→ **MATERIAL TO PROCESS**
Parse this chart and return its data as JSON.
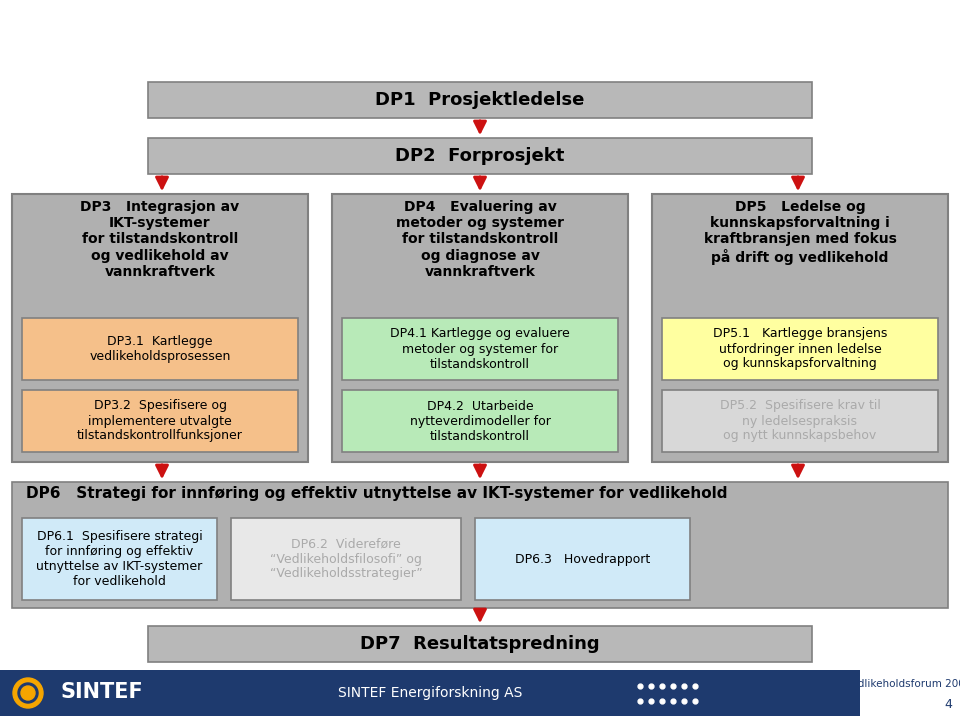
{
  "bg_color": "#ffffff",
  "bar_gray": "#b8b8b8",
  "col_gray": "#b0b0b0",
  "dp1_text": "DP1  Prosjektledelse",
  "dp2_text": "DP2  Forprosjekt",
  "dp7_text": "DP7  Resultatspredning",
  "dp3_header": "DP3   Integrasjon av\nIKT-systemer\nfor tilstandskontroll\nog vedlikehold av\nvannkraftverk",
  "dp4_header": "DP4   Evaluering av\nmetoder og systemer\nfor tilstandskontroll\nog diagnose av\nvannkraftverk",
  "dp5_header": "DP5   Ledelse og\nkunnskapsforvaltning i\nkraftbransjen med fokus\npå drift og vedlikehold",
  "dp3_sub1_text": "DP3.1  Kartlegge\nvedlikeholdsprosessen",
  "dp3_sub1_color": "#f5c08a",
  "dp3_sub2_text": "DP3.2  Spesifisere og\nimplementere utvalgte\ntilstandskontrollfunksjoner",
  "dp3_sub2_color": "#f5c08a",
  "dp4_sub1_text": "DP4.1 Kartlegge og evaluere\nmetoder og systemer for\ntilstandskontroll",
  "dp4_sub1_color": "#b8eab8",
  "dp4_sub2_text": "DP4.2  Utarbeide\nnytteverdimodeller for\ntilstandskontroll",
  "dp4_sub2_color": "#b8eab8",
  "dp5_sub1_text": "DP5.1   Kartlegge bransjens\nutfordringer innen ledelse\nog kunnskapsforvaltning",
  "dp5_sub1_color": "#ffffa0",
  "dp5_sub2_text": "DP5.2  Spesifisere krav til\nny ledelsespraksis\nog nytt kunnskapsbehov",
  "dp5_sub2_color": "#d8d8d8",
  "dp5_sub2_text_color": "#aaaaaa",
  "dp6_header": "DP6   Strategi for innføring og effektiv utnyttelse av IKT-systemer for vedlikehold",
  "dp6_sub1_text": "DP6.1  Spesifisere strategi\nfor innføring og effektiv\nutnyttelse av IKT-systemer\nfor vedlikehold",
  "dp6_sub1_color": "#d0eaf8",
  "dp6_sub2_text": "DP6.2  Videreføre\n“Vedlikeholdsfilosofi” og\n“Vedlikeholdsstrategier”",
  "dp6_sub2_color": "#e8e8e8",
  "dp6_sub2_text_color": "#aaaaaa",
  "dp6_sub3_text": "DP6.3   Hovedrapport",
  "dp6_sub3_color": "#d0eaf8",
  "footer_bar_color": "#1e3a6e",
  "footer_text2": "SINTEF Energiforskning AS",
  "arrow_color": "#cc1111",
  "edge_color": "#808080"
}
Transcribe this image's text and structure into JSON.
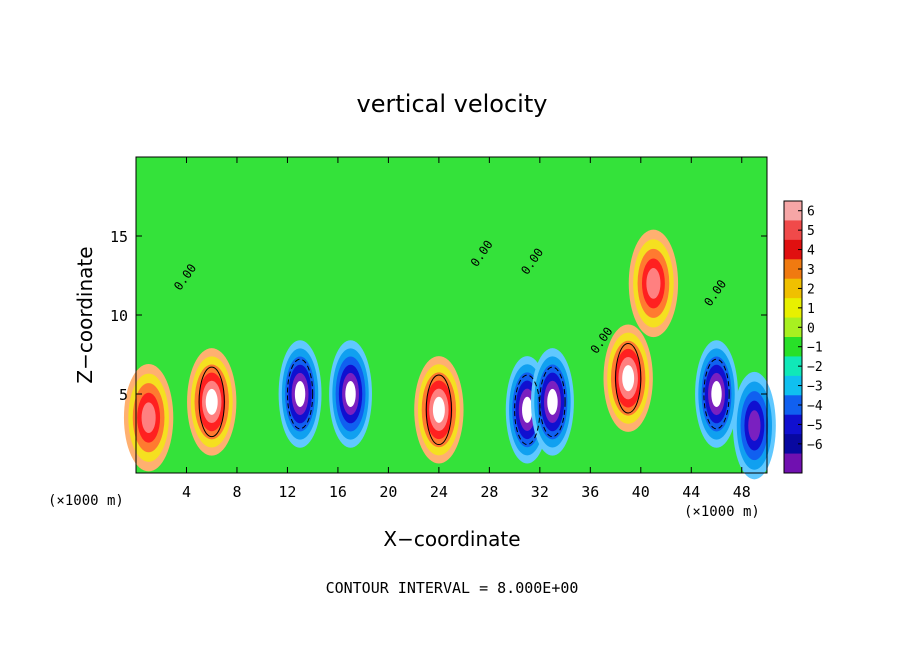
{
  "chart_data": {
    "type": "heatmap",
    "title": "vertical velocity",
    "xlabel": "X−coordinate",
    "ylabel": "Z−coordinate",
    "x_unit_label": "(×1000 m)",
    "y_unit_label": "(×1000 m)",
    "xlim": [
      0,
      50
    ],
    "ylim": [
      0,
      20
    ],
    "x_ticks": [
      4,
      8,
      12,
      16,
      20,
      24,
      28,
      32,
      36,
      40,
      44,
      48
    ],
    "y_ticks": [
      5,
      10,
      15
    ],
    "colorbar": {
      "ticks": [
        6,
        5,
        4,
        3,
        2,
        1,
        0,
        -1,
        -2,
        -3,
        -4,
        -5,
        -6
      ],
      "tick_labels": [
        "6",
        "5",
        "4",
        "3",
        "2",
        "1",
        "0",
        "−1",
        "−2",
        "−3",
        "−4",
        "−5",
        "−6"
      ],
      "colors": [
        "#f6a6a6",
        "#f04a4a",
        "#e01010",
        "#f07a10",
        "#f0c000",
        "#e8f000",
        "#a8f020",
        "#28e028",
        "#10e8b8",
        "#10c0f0",
        "#1060f0",
        "#1010d0",
        "#0808a0",
        "#7010b0"
      ]
    },
    "contour_label": "0.00",
    "annotation": "CONTOUR INTERVAL = 8.000E+00",
    "features": [
      {
        "x": 1,
        "z": 3.5,
        "w": 5.0
      },
      {
        "x": 6,
        "z": 4.5,
        "w": 7.0
      },
      {
        "x": 13,
        "z": 5.0,
        "w": -6.5
      },
      {
        "x": 17,
        "z": 5.0,
        "w": -5.5
      },
      {
        "x": 24,
        "z": 4.0,
        "w": 6.5
      },
      {
        "x": 31,
        "z": 4.0,
        "w": -6.0
      },
      {
        "x": 33,
        "z": 4.5,
        "w": -6.0
      },
      {
        "x": 39,
        "z": 6.0,
        "w": 7.0
      },
      {
        "x": 41,
        "z": 12.0,
        "w": 4.5
      },
      {
        "x": 46,
        "z": 5.0,
        "w": -6.0
      },
      {
        "x": 49,
        "z": 3.0,
        "w": -5.0
      }
    ]
  }
}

→ **PROBLEM REQUIREMENTS**
Above are records with pictures; repeat the records exactly and leave the pictures out.

→ **RESPONSE FOR THIS EXERCISE**
Parse this chart and return its data as JSON.
{
  "bg_color": "#ffffff",
  "bar_gray": "#b8b8b8",
  "col_gray": "#b0b0b0",
  "dp1_text": "DP1  Prosjektledelse",
  "dp2_text": "DP2  Forprosjekt",
  "dp7_text": "DP7  Resultatspredning",
  "dp3_header": "DP3   Integrasjon av\nIKT-systemer\nfor tilstandskontroll\nog vedlikehold av\nvannkraftverk",
  "dp4_header": "DP4   Evaluering av\nmetoder og systemer\nfor tilstandskontroll\nog diagnose av\nvannkraftverk",
  "dp5_header": "DP5   Ledelse og\nkunnskapsforvaltning i\nkraftbransjen med fokus\npå drift og vedlikehold",
  "dp3_sub1_text": "DP3.1  Kartlegge\nvedlikeholdsprosessen",
  "dp3_sub1_color": "#f5c08a",
  "dp3_sub2_text": "DP3.2  Spesifisere og\nimplementere utvalgte\ntilstandskontrollfunksjoner",
  "dp3_sub2_color": "#f5c08a",
  "dp4_sub1_text": "DP4.1 Kartlegge og evaluere\nmetoder og systemer for\ntilstandskontroll",
  "dp4_sub1_color": "#b8eab8",
  "dp4_sub2_text": "DP4.2  Utarbeide\nnytteverdimodeller for\ntilstandskontroll",
  "dp4_sub2_color": "#b8eab8",
  "dp5_sub1_text": "DP5.1   Kartlegge bransjens\nutfordringer innen ledelse\nog kunnskapsforvaltning",
  "dp5_sub1_color": "#ffffa0",
  "dp5_sub2_text": "DP5.2  Spesifisere krav til\nny ledelsespraksis\nog nytt kunnskapsbehov",
  "dp5_sub2_color": "#d8d8d8",
  "dp5_sub2_text_color": "#aaaaaa",
  "dp6_header": "DP6   Strategi for innføring og effektiv utnyttelse av IKT-systemer for vedlikehold",
  "dp6_sub1_text": "DP6.1  Spesifisere strategi\nfor innføring og effektiv\nutnyttelse av IKT-systemer\nfor vedlikehold",
  "dp6_sub1_color": "#d0eaf8",
  "dp6_sub2_text": "DP6.2  Videreføre\n“Vedlikeholdsfilosofi” og\n“Vedlikeholdsstrategier”",
  "dp6_sub2_color": "#e8e8e8",
  "dp6_sub2_text_color": "#aaaaaa",
  "dp6_sub3_text": "DP6.3   Hovedrapport",
  "dp6_sub3_color": "#d0eaf8",
  "footer_bar_color": "#1e3a6e",
  "footer_text2": "SINTEF Energiforskning AS",
  "arrow_color": "#cc1111",
  "edge_color": "#808080"
}
Transcribe this image's text and structure into JSON.
{
  "chart_data": {
    "type": "heatmap",
    "title": "vertical velocity",
    "xlabel": "X−coordinate",
    "ylabel": "Z−coordinate",
    "x_unit_label": "(×1000 m)",
    "y_unit_label": "(×1000 m)",
    "xlim": [
      0,
      50
    ],
    "ylim": [
      0,
      20
    ],
    "x_ticks": [
      4,
      8,
      12,
      16,
      20,
      24,
      28,
      32,
      36,
      40,
      44,
      48
    ],
    "y_ticks": [
      5,
      10,
      15
    ],
    "colorbar": {
      "ticks": [
        6,
        5,
        4,
        3,
        2,
        1,
        0,
        -1,
        -2,
        -3,
        -4,
        -5,
        -6
      ],
      "tick_labels": [
        "6",
        "5",
        "4",
        "3",
        "2",
        "1",
        "0",
        "−1",
        "−2",
        "−3",
        "−4",
        "−5",
        "−6"
      ],
      "colors": [
        "#f6a6a6",
        "#f04a4a",
        "#e01010",
        "#f07a10",
        "#f0c000",
        "#e8f000",
        "#a8f020",
        "#28e028",
        "#10e8b8",
        "#10c0f0",
        "#1060f0",
        "#1010d0",
        "#0808a0",
        "#7010b0"
      ]
    },
    "contour_label": "0.00",
    "annotation": "CONTOUR INTERVAL = 8.000E+00",
    "features": [
      {
        "x": 1,
        "z": 3.5,
        "w": 5.0
      },
      {
        "x": 6,
        "z": 4.5,
        "w": 7.0
      },
      {
        "x": 13,
        "z": 5.0,
        "w": -6.5
      },
      {
        "x": 17,
        "z": 5.0,
        "w": -5.5
      },
      {
        "x": 24,
        "z": 4.0,
        "w": 6.5
      },
      {
        "x": 31,
        "z": 4.0,
        "w": -6.0
      },
      {
        "x": 33,
        "z": 4.5,
        "w": -6.0
      },
      {
        "x": 39,
        "z": 6.0,
        "w": 7.0
      },
      {
        "x": 41,
        "z": 12.0,
        "w": 4.5
      },
      {
        "x": 46,
        "z": 5.0,
        "w": -6.0
      },
      {
        "x": 49,
        "z": 3.0,
        "w": -5.0
      }
    ]
  }
}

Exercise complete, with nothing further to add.